====== Given information
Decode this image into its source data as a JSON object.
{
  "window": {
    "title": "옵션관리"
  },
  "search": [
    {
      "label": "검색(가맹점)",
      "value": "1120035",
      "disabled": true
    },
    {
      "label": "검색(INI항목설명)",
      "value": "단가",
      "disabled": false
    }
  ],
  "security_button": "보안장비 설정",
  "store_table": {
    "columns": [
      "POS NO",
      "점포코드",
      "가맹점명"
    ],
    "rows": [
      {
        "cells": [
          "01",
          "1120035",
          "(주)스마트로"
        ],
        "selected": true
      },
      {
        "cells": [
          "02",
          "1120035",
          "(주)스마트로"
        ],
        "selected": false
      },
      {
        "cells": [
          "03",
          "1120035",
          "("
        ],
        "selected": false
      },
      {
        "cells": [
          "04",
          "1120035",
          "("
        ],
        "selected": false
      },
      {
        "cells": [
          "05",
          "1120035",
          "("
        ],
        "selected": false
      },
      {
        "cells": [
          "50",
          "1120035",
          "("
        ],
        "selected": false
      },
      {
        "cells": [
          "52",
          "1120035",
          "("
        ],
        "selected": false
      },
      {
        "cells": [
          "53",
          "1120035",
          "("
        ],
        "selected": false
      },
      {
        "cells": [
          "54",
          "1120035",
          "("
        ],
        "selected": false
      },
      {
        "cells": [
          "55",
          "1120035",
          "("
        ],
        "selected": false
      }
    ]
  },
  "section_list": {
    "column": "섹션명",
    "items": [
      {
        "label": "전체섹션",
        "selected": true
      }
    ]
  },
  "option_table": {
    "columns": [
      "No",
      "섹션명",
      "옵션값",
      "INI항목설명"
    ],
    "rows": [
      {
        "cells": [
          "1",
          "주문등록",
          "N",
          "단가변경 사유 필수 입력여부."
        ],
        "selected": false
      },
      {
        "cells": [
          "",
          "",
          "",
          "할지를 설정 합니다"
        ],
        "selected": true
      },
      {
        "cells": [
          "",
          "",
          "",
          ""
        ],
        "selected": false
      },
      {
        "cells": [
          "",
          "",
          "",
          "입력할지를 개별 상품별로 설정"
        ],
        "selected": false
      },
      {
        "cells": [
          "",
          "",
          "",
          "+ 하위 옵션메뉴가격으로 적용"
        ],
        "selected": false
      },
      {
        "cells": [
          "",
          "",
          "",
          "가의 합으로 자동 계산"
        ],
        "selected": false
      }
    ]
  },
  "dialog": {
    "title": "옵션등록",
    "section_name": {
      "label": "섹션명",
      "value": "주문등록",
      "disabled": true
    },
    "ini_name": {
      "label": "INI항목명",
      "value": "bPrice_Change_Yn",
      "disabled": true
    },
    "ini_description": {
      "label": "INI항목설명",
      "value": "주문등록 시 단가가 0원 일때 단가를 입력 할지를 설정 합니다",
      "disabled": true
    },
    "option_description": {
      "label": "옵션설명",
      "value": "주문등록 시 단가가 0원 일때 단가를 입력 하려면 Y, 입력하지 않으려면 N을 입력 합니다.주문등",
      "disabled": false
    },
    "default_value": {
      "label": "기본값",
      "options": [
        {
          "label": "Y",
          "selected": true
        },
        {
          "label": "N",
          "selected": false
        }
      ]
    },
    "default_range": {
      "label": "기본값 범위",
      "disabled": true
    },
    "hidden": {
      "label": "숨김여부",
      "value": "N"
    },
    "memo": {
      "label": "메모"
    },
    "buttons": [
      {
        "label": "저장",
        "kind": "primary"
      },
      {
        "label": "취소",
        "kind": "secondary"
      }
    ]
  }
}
============
__Request__.
Recopy the entries above in their entirety, exactly.

__Exercise result__.
Decode this image into its source data as a JSON object.
{
  "window": {
    "title": "옵션관리"
  },
  "search": [
    {
      "label": "검색(가맹점)",
      "value": "1120035",
      "disabled": true
    },
    {
      "label": "검색(INI항목설명)",
      "value": "단가",
      "disabled": false
    }
  ],
  "security_button": "보안장비 설정",
  "store_table": {
    "columns": [
      "POS NO",
      "점포코드",
      "가맹점명"
    ],
    "rows": [
      {
        "cells": [
          "01",
          "1120035",
          "(주)스마트로"
        ],
        "selected": true
      },
      {
        "cells": [
          "02",
          "1120035",
          "(주)스마트로"
        ],
        "selected": false
      },
      {
        "cells": [
          "03",
          "1120035",
          "("
        ],
        "selected": false
      },
      {
        "cells": [
          "04",
          "1120035",
          "("
        ],
        "selected": false
      },
      {
        "cells": [
          "05",
          "1120035",
          "("
        ],
        "selected": false
      },
      {
        "cells": [
          "50",
          "1120035",
          "("
        ],
        "selected": false
      },
      {
        "cells": [
          "52",
          "1120035",
          "("
        ],
        "selected": false
      },
      {
        "cells": [
          "53",
          "1120035",
          "("
        ],
        "selected": false
      },
      {
        "cells": [
          "54",
          "1120035",
          "("
        ],
        "selected": false
      },
      {
        "cells": [
          "55",
          "1120035",
          "("
        ],
        "selected": false
      }
    ]
  },
  "section_list": {
    "column": "섹션명",
    "items": [
      {
        "label": "전체섹션",
        "selected": true
      }
    ]
  },
  "option_table": {
    "columns": [
      "No",
      "섹션명",
      "옵션값",
      "INI항목설명"
    ],
    "rows": [
      {
        "cells": [
          "1",
          "주문등록",
          "N",
          "단가변경 사유 필수 입력여부."
        ],
        "selected": false
      },
      {
        "cells": [
          "",
          "",
          "",
          "할지를 설정 합니다"
        ],
        "selected": true
      },
      {
        "cells": [
          "",
          "",
          "",
          ""
        ],
        "selected": false
      },
      {
        "cells": [
          "",
          "",
          "",
          "입력할지를 개별 상품별로 설정"
        ],
        "selected": false
      },
      {
        "cells": [
          "",
          "",
          "",
          "+ 하위 옵션메뉴가격으로 적용"
        ],
        "selected": false
      },
      {
        "cells": [
          "",
          "",
          "",
          "가의 합으로 자동 계산"
        ],
        "selected": false
      }
    ]
  },
  "dialog": {
    "title": "옵션등록",
    "section_name": {
      "label": "섹션명",
      "value": "주문등록",
      "disabled": true
    },
    "ini_name": {
      "label": "INI항목명",
      "value": "bPrice_Change_Yn",
      "disabled": true
    },
    "ini_description": {
      "label": "INI항목설명",
      "value": "주문등록 시 단가가 0원 일때 단가를 입력 할지를 설정 합니다",
      "disabled": true
    },
    "option_description": {
      "label": "옵션설명",
      "value": "주문등록 시 단가가 0원 일때 단가를 입력 하려면 Y, 입력하지 않으려면 N을 입력 합니다.주문등",
      "disabled": false
    },
    "default_value": {
      "label": "기본값",
      "options": [
        {
          "label": "Y",
          "selected": true
        },
        {
          "label": "N",
          "selected": false
        }
      ]
    },
    "default_range": {
      "label": "기본값 범위",
      "disabled": true
    },
    "hidden": {
      "label": "숨김여부",
      "value": "N"
    },
    "memo": {
      "label": "메모"
    },
    "buttons": [
      {
        "label": "저장",
        "kind": "primary"
      },
      {
        "label": "취소",
        "kind": "secondary"
      }
    ]
  }
}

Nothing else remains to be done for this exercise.